Restate every line of the material, word for word.

Task material

● ● ● ● ●

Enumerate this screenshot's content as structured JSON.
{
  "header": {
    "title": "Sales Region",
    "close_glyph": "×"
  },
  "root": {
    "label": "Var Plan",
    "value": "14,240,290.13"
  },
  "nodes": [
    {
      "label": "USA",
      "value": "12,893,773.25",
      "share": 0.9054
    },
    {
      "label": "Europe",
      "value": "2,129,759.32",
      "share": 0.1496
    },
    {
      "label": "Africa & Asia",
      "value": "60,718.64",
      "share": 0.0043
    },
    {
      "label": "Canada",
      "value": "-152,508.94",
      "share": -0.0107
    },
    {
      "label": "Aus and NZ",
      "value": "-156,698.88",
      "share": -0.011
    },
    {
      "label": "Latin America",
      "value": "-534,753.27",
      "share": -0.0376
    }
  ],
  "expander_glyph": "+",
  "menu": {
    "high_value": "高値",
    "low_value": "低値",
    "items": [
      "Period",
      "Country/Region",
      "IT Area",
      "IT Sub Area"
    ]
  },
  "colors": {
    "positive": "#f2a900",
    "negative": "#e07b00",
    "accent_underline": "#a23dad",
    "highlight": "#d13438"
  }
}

● ● ● ● ●

Finished task
Enumerate this screenshot's content as structured JSON.
{
  "header": {
    "title": "Sales Region",
    "close_glyph": "×"
  },
  "root": {
    "label": "Var Plan",
    "value": "14,240,290.13"
  },
  "nodes": [
    {
      "label": "USA",
      "value": "12,893,773.25",
      "share": 0.9054
    },
    {
      "label": "Europe",
      "value": "2,129,759.32",
      "share": 0.1496
    },
    {
      "label": "Africa & Asia",
      "value": "60,718.64",
      "share": 0.0043
    },
    {
      "label": "Canada",
      "value": "-152,508.94",
      "share": -0.0107
    },
    {
      "label": "Aus and NZ",
      "value": "-156,698.88",
      "share": -0.011
    },
    {
      "label": "Latin America",
      "value": "-534,753.27",
      "share": -0.0376
    }
  ],
  "expander_glyph": "+",
  "menu": {
    "high_value": "高値",
    "low_value": "低値",
    "items": [
      "Period",
      "Country/Region",
      "IT Area",
      "IT Sub Area"
    ]
  },
  "colors": {
    "positive": "#f2a900",
    "negative": "#e07b00",
    "accent_underline": "#a23dad",
    "highlight": "#d13438"
  }
}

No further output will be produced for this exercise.